▸ **Work to complete**
Give back each entry unchanged, minus pictures.

:: Given entries

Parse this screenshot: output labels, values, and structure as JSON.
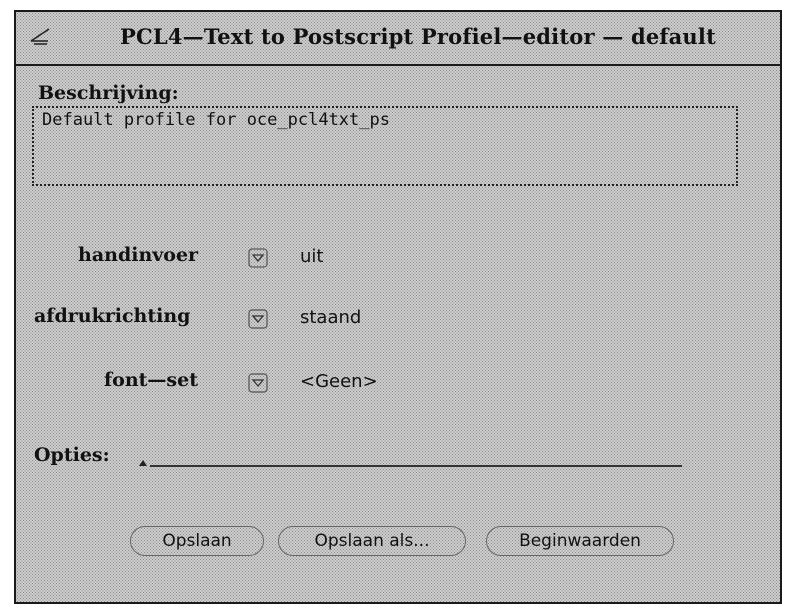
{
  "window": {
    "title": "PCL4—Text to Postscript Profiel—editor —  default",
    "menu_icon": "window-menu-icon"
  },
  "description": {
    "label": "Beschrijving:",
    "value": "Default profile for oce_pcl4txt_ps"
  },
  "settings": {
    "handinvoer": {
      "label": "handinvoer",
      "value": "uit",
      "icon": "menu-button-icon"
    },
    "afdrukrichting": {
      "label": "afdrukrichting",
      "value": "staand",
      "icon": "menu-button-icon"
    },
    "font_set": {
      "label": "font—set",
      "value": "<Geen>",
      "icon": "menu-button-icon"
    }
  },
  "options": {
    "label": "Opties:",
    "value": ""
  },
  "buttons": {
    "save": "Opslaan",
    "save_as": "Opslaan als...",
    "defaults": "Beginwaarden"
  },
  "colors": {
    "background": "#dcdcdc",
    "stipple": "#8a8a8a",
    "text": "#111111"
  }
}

::::

▸ **Final answer**
Parse this screenshot: output labels, values, and structure as JSON.
{
  "window": {
    "title": "PCL4—Text to Postscript Profiel—editor —  default",
    "menu_icon": "window-menu-icon"
  },
  "description": {
    "label": "Beschrijving:",
    "value": "Default profile for oce_pcl4txt_ps"
  },
  "settings": {
    "handinvoer": {
      "label": "handinvoer",
      "value": "uit",
      "icon": "menu-button-icon"
    },
    "afdrukrichting": {
      "label": "afdrukrichting",
      "value": "staand",
      "icon": "menu-button-icon"
    },
    "font_set": {
      "label": "font—set",
      "value": "<Geen>",
      "icon": "menu-button-icon"
    }
  },
  "options": {
    "label": "Opties:",
    "value": ""
  },
  "buttons": {
    "save": "Opslaan",
    "save_as": "Opslaan als...",
    "defaults": "Beginwaarden"
  },
  "colors": {
    "background": "#dcdcdc",
    "stipple": "#8a8a8a",
    "text": "#111111"
  }
}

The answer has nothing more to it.